►
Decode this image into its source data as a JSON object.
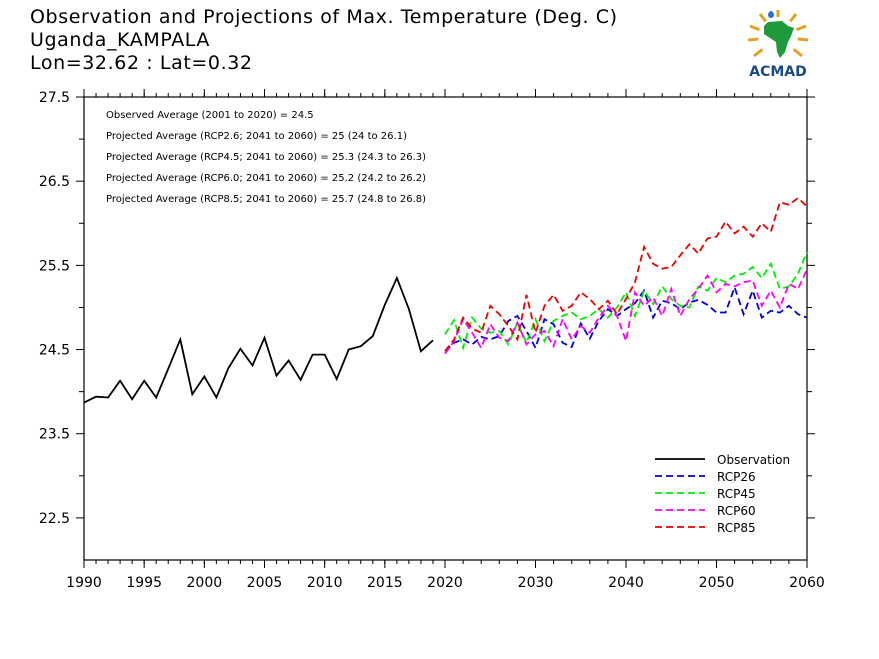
{
  "title": {
    "line1": "Observation and Projections of Max. Temperature (Deg. C)",
    "line2": "Uganda_KAMPALA",
    "line3": "Lon=32.62 : Lat=0.32"
  },
  "logo": {
    "text": "ACMAD",
    "icon": "africa-map-logo-icon"
  },
  "annotations": [
    "Observed Average (2001 to 2020) = 24.5",
    "Projected Average (RCP2.6; 2041 to 2060) = 25 (24 to 26.1)",
    "Projected Average (RCP4.5; 2041 to 2060) = 25.3 (24.3 to 26.3)",
    "Projected Average (RCP6.0; 2041 to 2060) = 25.2 (24.2 to 26.2)",
    "Projected Average (RCP8.5; 2041 to 2060) = 25.7 (24.8 to 26.8)"
  ],
  "chart_data": {
    "type": "line",
    "xlim": [
      1990,
      2060
    ],
    "ylim": [
      22.0,
      27.5
    ],
    "x_ticks": [
      "1990",
      "1995",
      "2000",
      "2005",
      "2010",
      "2015",
      "2020",
      "2030",
      "2040",
      "2050",
      "2060"
    ],
    "y_ticks": [
      "22.5",
      "23.5",
      "24.5",
      "25.5",
      "26.5",
      "27.5"
    ],
    "legend_position": "bottom-right",
    "series": [
      {
        "name": "Observation",
        "color": "#000000",
        "dash": "solid",
        "x0": 1990,
        "values": [
          23.87,
          23.94,
          23.93,
          24.13,
          23.91,
          24.13,
          23.93,
          24.27,
          24.62,
          23.97,
          24.18,
          23.93,
          24.28,
          24.51,
          24.31,
          24.64,
          24.19,
          24.37,
          24.14,
          24.44,
          24.44,
          24.15,
          24.5,
          24.54,
          24.66,
          25.03,
          25.35,
          24.98,
          24.48,
          24.61
        ]
      },
      {
        "name": "RCP26",
        "color": "#0000dd",
        "dash": "dashed",
        "x0": 2020,
        "values": [
          24.48,
          24.58,
          24.62,
          24.56,
          24.65,
          24.62,
          24.66,
          24.84,
          24.9,
          24.72,
          24.52,
          24.86,
          24.8,
          24.58,
          24.53,
          24.81,
          24.63,
          24.84,
          24.98,
          24.9,
          24.98,
          25.05,
          25.2,
          24.88,
          25.08,
          25.05,
          24.98,
          25.06,
          25.09,
          25.03,
          24.94,
          24.94,
          25.24,
          24.92,
          25.2,
          24.88,
          24.96,
          24.94,
          25.02,
          24.92,
          24.88
        ]
      },
      {
        "name": "RCP45",
        "color": "#00ee00",
        "dash": "dashed",
        "x0": 2020,
        "values": [
          24.68,
          24.85,
          24.52,
          24.88,
          24.75,
          24.7,
          24.72,
          24.56,
          24.82,
          24.58,
          24.86,
          24.6,
          24.84,
          24.9,
          24.94,
          24.86,
          24.9,
          24.98,
          24.88,
          25.0,
          25.18,
          24.9,
          25.2,
          25.04,
          25.25,
          25.1,
          25.02,
          25.0,
          25.25,
          25.2,
          25.35,
          25.3,
          25.38,
          25.4,
          25.48,
          25.35,
          25.52,
          25.22,
          25.25,
          25.4,
          25.66
        ]
      },
      {
        "name": "RCP60",
        "color": "#ff00ff",
        "dash": "dashed",
        "x0": 2020,
        "values": [
          24.45,
          24.6,
          24.86,
          24.7,
          24.52,
          24.8,
          24.64,
          24.6,
          24.82,
          24.56,
          24.68,
          24.72,
          24.54,
          24.86,
          24.62,
          24.78,
          24.7,
          24.88,
          25.02,
          24.9,
          24.6,
          25.18,
          25.02,
          25.12,
          24.9,
          25.22,
          24.9,
          25.1,
          25.22,
          25.38,
          25.18,
          25.28,
          25.25,
          25.3,
          25.32,
          25.02,
          25.2,
          25.0,
          25.28,
          25.22,
          25.45
        ]
      },
      {
        "name": "RCP85",
        "color": "#ee0000",
        "dash": "dashed",
        "x0": 2020,
        "values": [
          24.48,
          24.62,
          24.88,
          24.75,
          24.7,
          25.02,
          24.92,
          24.78,
          24.62,
          25.15,
          24.7,
          25.02,
          25.15,
          24.96,
          25.02,
          25.18,
          25.1,
          24.98,
          25.08,
          24.92,
          25.1,
          25.3,
          25.72,
          25.52,
          25.46,
          25.48,
          25.62,
          25.75,
          25.64,
          25.82,
          25.84,
          26.02,
          25.88,
          25.96,
          25.84,
          26.0,
          25.9,
          26.25,
          26.22,
          26.3,
          26.2
        ]
      }
    ]
  }
}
◄
__Requirement__.
Among the entries above, identify all lines with "Projected" and copy them.

__Solution for this problem__.
    "Projected Average (RCP2.6; 2041 to 2060) = 25 (24 to 26.1)",
    "Projected Average (RCP4.5; 2041 to 2060) = 25.3 (24.3 to 26.3)",
    "Projected Average (RCP6.0; 2041 to 2060) = 25.2 (24.2 to 26.2)",
    "Projected Average (RCP8.5; 2041 to 2060) = 25.7 (24.8 to 26.8)"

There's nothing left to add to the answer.